__What to work on__. Reproduce the full listing that appears beneath this instruction exactly.

Extracted data entries
start

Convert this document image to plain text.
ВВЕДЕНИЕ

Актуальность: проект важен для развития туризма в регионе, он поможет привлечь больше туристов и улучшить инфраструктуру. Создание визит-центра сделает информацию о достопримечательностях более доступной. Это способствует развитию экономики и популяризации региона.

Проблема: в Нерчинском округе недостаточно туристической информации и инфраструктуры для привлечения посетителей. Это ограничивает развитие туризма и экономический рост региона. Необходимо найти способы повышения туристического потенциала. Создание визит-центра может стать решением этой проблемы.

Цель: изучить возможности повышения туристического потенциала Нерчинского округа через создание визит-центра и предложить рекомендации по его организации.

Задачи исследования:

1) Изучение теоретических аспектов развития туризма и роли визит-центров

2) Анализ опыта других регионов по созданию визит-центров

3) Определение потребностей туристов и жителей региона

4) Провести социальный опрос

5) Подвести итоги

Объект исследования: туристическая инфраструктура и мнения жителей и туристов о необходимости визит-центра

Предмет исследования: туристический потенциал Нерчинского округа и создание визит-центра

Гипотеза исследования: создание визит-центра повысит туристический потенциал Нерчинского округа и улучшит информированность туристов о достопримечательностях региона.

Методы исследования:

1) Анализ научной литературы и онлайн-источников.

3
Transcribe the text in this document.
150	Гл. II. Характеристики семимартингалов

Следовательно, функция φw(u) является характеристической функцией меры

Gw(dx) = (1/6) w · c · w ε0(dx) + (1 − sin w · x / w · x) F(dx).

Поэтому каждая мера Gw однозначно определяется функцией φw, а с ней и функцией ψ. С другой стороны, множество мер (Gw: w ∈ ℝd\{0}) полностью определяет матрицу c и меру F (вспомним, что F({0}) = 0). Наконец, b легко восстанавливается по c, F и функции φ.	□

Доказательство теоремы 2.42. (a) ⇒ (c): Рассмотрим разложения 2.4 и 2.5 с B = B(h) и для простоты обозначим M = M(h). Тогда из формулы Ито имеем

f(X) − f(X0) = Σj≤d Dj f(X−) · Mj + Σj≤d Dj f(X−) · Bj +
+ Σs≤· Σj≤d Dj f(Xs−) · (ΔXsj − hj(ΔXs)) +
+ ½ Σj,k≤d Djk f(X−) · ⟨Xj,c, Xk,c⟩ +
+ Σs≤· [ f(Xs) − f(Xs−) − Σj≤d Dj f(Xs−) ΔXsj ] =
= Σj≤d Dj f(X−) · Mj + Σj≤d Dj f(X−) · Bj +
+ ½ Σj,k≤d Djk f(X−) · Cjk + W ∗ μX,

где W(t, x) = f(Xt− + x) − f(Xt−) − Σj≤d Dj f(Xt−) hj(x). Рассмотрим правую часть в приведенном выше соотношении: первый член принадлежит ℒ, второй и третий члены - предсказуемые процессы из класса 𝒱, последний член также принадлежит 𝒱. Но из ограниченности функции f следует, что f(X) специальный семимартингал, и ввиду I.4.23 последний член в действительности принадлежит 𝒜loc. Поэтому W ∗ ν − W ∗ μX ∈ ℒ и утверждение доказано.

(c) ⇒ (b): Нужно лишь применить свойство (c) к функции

end

__Response__.
Convert this document image to plain text.
ВВЕДЕНИЕ

Актуальность: проект важен для развития туризма в регионе, он поможет привлечь больше туристов и улучшить инфраструктуру. Создание визит-центра сделает информацию о достопримечательностях более доступной. Это способствует развитию экономики и популяризации региона.

Проблема: в Нерчинском округе недостаточно туристической информации и инфраструктуры для привлечения посетителей. Это ограничивает развитие туризма и экономический рост региона. Необходимо найти способы повышения туристического потенциала. Создание визит-центра может стать решением этой проблемы.

Цель: изучить возможности повышения туристического потенциала Нерчинского округа через создание визит-центра и предложить рекомендации по его организации.

Задачи исследования:

1) Изучение теоретических аспектов развития туризма и роли визит-центров

2) Анализ опыта других регионов по созданию визит-центров

3) Определение потребностей туристов и жителей региона

4) Провести социальный опрос

5) Подвести итоги

Объект исследования: туристическая инфраструктура и мнения жителей и туристов о необходимости визит-центра

Предмет исследования: туристический потенциал Нерчинского округа и создание визит-центра

Гипотеза исследования: создание визит-центра повысит туристический потенциал Нерчинского округа и улучшит информированность туристов о достопримечательностях региона.

Методы исследования:

1) Анализ научной литературы и онлайн-источников.

3
Transcribe the text in this document.
150	Гл. II. Характеристики семимартингалов

Следовательно, функция φw(u) является характеристической функцией меры

Gw(dx) = (1/6) w · c · w ε0(dx) + (1 − sin w · x / w · x) F(dx).

Поэтому каждая мера Gw однозначно определяется функцией φw, а с ней и функцией ψ. С другой стороны, множество мер (Gw: w ∈ ℝd\{0}) полностью определяет матрицу c и меру F (вспомним, что F({0}) = 0). Наконец, b легко восстанавливается по c, F и функции φ.	□

Доказательство теоремы 2.42. (a) ⇒ (c): Рассмотрим разложения 2.4 и 2.5 с B = B(h) и для простоты обозначим M = M(h). Тогда из формулы Ито имеем

f(X) − f(X0) = Σj≤d Dj f(X−) · Mj + Σj≤d Dj f(X−) · Bj +
+ Σs≤· Σj≤d Dj f(Xs−) · (ΔXsj − hj(ΔXs)) +
+ ½ Σj,k≤d Djk f(X−) · ⟨Xj,c, Xk,c⟩ +
+ Σs≤· [ f(Xs) − f(Xs−) − Σj≤d Dj f(Xs−) ΔXsj ] =
= Σj≤d Dj f(X−) · Mj + Σj≤d Dj f(X−) · Bj +
+ ½ Σj,k≤d Djk f(X−) · Cjk + W ∗ μX,

где W(t, x) = f(Xt− + x) − f(Xt−) − Σj≤d Dj f(Xt−) hj(x). Рассмотрим правую часть в приведенном выше соотношении: первый член принадлежит ℒ, второй и третий члены - предсказуемые процессы из класса 𝒱, последний член также принадлежит 𝒱. Но из ограниченности функции f следует, что f(X) специальный семимартингал, и ввиду I.4.23 последний член в действительности принадлежит 𝒜loc. Поэтому W ∗ ν − W ∗ μX ∈ ℒ и утверждение доказано.

(c) ⇒ (b): Нужно лишь применить свойство (c) к функции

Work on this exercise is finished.